Stored entries:
....

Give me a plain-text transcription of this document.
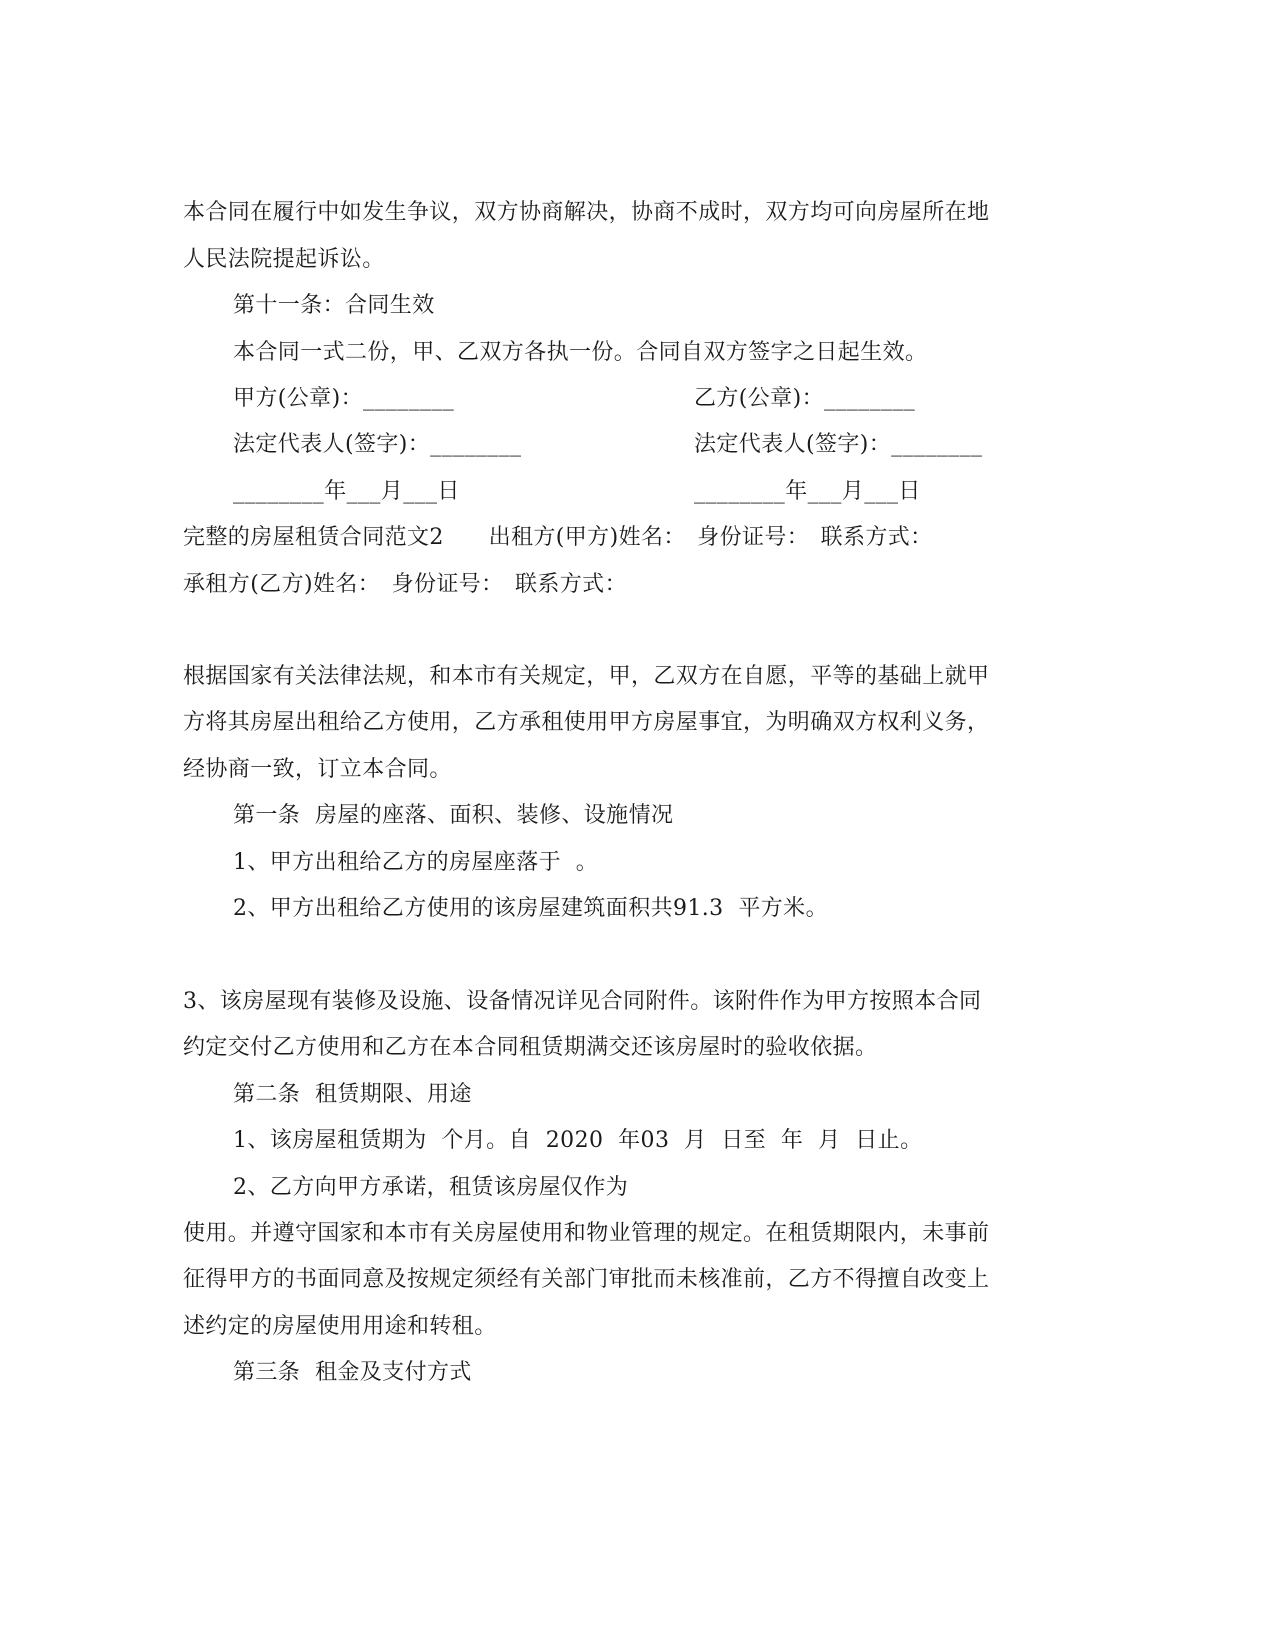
本合同在履行中如发生争议，双方协商解决，协商不成时，双方均可向房屋所在地
人民法院提起诉讼。
第十一条：合同生效
本合同一式二份，甲、乙双方各执一份。合同自双方签字之日起生效。
甲方(公章)：________	乙方(公章)：________
法定代表人(签字)：________	法定代表人(签字)：________
________年___月___日	________年___月___日
完整的房屋租赁合同范文2　　出租方(甲方)姓名：　身份证号：　联系方式：
承租方(乙方)姓名：　身份证号：　联系方式：
根据国家有关法律法规，和本市有关规定，甲，乙双方在自愿，平等的基础上就甲
方将其房屋出租给乙方使用，乙方承租使用甲方房屋事宜，为明确双方权利义务，
经协商一致，订立本合同。
第一条  房屋的座落、面积、装修、设施情况
1、甲方出租给乙方的房屋座落于  。
2、甲方出租给乙方使用的该房屋建筑面积共91.3  平方米。
3、该房屋现有装修及设施、设备情况详见合同附件。该附件作为甲方按照本合同
约定交付乙方使用和乙方在本合同租赁期满交还该房屋时的验收依据。
第二条  租赁期限、用途
1、该房屋租赁期为  个月。自  2020  年03  月  日至  年  月  日止。
2、乙方向甲方承诺，租赁该房屋仅作为
使用。并遵守国家和本市有关房屋使用和物业管理的规定。在租赁期限内，未事前
征得甲方的书面同意及按规定须经有关部门审批而未核准前，乙方不得擅自改变上
述约定的房屋使用用途和转租。
第三条  租金及支付方式
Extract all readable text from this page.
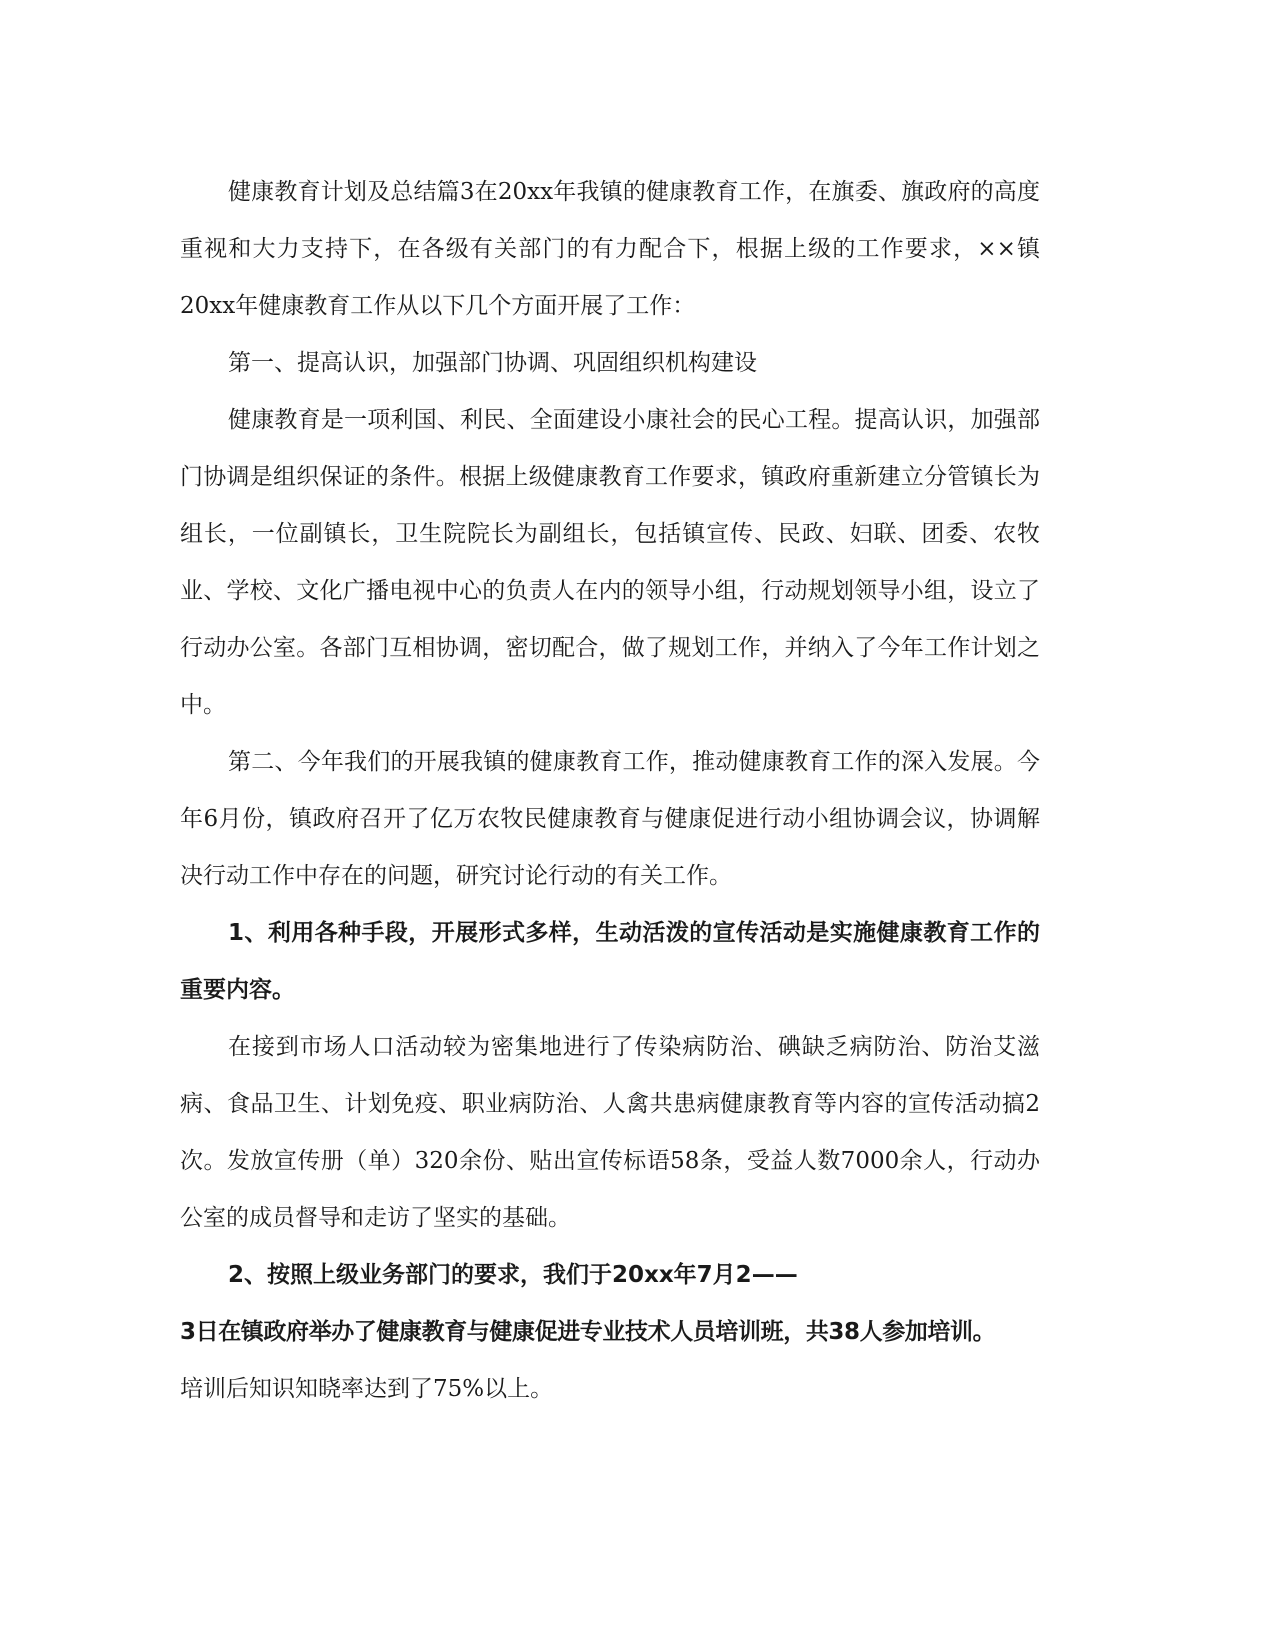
健康教育计划及总结篇3在20xx年我镇的健康教育工作，在旗委、旗政府的高度重视和大力支持下，在各级有关部门的有力配合下，根据上级的工作要求，××镇20xx年健康教育工作从以下几个方面开展了工作：

第一、提高认识，加强部门协调、巩固组织机构建设

健康教育是一项利国、利民、全面建设小康社会的民心工程。提高认识，加强部门协调是组织保证的条件。根据上级健康教育工作要求，镇政府重新建立分管镇长为组长，一位副镇长，卫生院院长为副组长，包括镇宣传、民政、妇联、团委、农牧业、学校、文化广播电视中心的负责人在内的领导小组，行动规划领导小组，设立了行动办公室。各部门互相协调，密切配合，做了规划工作，并纳入了今年工作计划之中。

第二、今年我们的开展我镇的健康教育工作，推动健康教育工作的深入发展。今年6月份，镇政府召开了亿万农牧民健康教育与健康促进行动小组协调会议，协调解决行动工作中存在的问题，研究讨论行动的有关工作。

1、利用各种手段，开展形式多样，生动活泼的宣传活动是实施健康教育工作的重要内容。

在接到市场人口活动较为密集地进行了传染病防治、碘缺乏病防治、防治艾滋病、食品卫生、计划免疫、职业病防治、人禽共患病健康教育等内容的宣传活动搞2次。发放宣传册（单）320余份、贴出宣传标语58条，受益人数7000余人，行动办公室的成员督导和走访了坚实的基础。

2、按照上级业务部门的要求，我们于20xx年7月2——

3日在镇政府举办了健康教育与健康促进专业技术人员培训班，共38人参加培训。

培训后知识知晓率达到了75%以上。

....

▸ Description of the task:
All of the material above needs to be restated exactly, with no pictures.

▸ Answer for this exercise:
Give me a plain-text transcription of this document.
本合同在履行中如发生争议，双方协商解决，协商不成时，双方均可向房屋所在地
人民法院提起诉讼。
第十一条：合同生效
本合同一式二份，甲、乙双方各执一份。合同自双方签字之日起生效。
甲方(公章)：________	乙方(公章)：________
法定代表人(签字)：________	法定代表人(签字)：________
________年___月___日	________年___月___日
完整的房屋租赁合同范文2　　出租方(甲方)姓名：　身份证号：　联系方式：
承租方(乙方)姓名：　身份证号：　联系方式：
根据国家有关法律法规，和本市有关规定，甲，乙双方在自愿，平等的基础上就甲
方将其房屋出租给乙方使用，乙方承租使用甲方房屋事宜，为明确双方权利义务，
经协商一致，订立本合同。
第一条  房屋的座落、面积、装修、设施情况
1、甲方出租给乙方的房屋座落于  。
2、甲方出租给乙方使用的该房屋建筑面积共91.3  平方米。
3、该房屋现有装修及设施、设备情况详见合同附件。该附件作为甲方按照本合同
约定交付乙方使用和乙方在本合同租赁期满交还该房屋时的验收依据。
第二条  租赁期限、用途
1、该房屋租赁期为  个月。自  2020  年03  月  日至  年  月  日止。
2、乙方向甲方承诺，租赁该房屋仅作为
使用。并遵守国家和本市有关房屋使用和物业管理的规定。在租赁期限内，未事前
征得甲方的书面同意及按规定须经有关部门审批而未核准前，乙方不得擅自改变上
述约定的房屋使用用途和转租。
第三条  租金及支付方式
Extract all readable text from this page.
健康教育计划及总结篇3在20xx年我镇的健康教育工作，在旗委、旗政府的高度重视和大力支持下，在各级有关部门的有力配合下，根据上级的工作要求，××镇20xx年健康教育工作从以下几个方面开展了工作：

第一、提高认识，加强部门协调、巩固组织机构建设

健康教育是一项利国、利民、全面建设小康社会的民心工程。提高认识，加强部门协调是组织保证的条件。根据上级健康教育工作要求，镇政府重新建立分管镇长为组长，一位副镇长，卫生院院长为副组长，包括镇宣传、民政、妇联、团委、农牧业、学校、文化广播电视中心的负责人在内的领导小组，行动规划领导小组，设立了行动办公室。各部门互相协调，密切配合，做了规划工作，并纳入了今年工作计划之中。

第二、今年我们的开展我镇的健康教育工作，推动健康教育工作的深入发展。今年6月份，镇政府召开了亿万农牧民健康教育与健康促进行动小组协调会议，协调解决行动工作中存在的问题，研究讨论行动的有关工作。

1、利用各种手段，开展形式多样，生动活泼的宣传活动是实施健康教育工作的重要内容。

在接到市场人口活动较为密集地进行了传染病防治、碘缺乏病防治、防治艾滋病、食品卫生、计划免疫、职业病防治、人禽共患病健康教育等内容的宣传活动搞2次。发放宣传册（单）320余份、贴出宣传标语58条，受益人数7000余人，行动办公室的成员督导和走访了坚实的基础。

2、按照上级业务部门的要求，我们于20xx年7月2——

3日在镇政府举办了健康教育与健康促进专业技术人员培训班，共38人参加培训。

培训后知识知晓率达到了75%以上。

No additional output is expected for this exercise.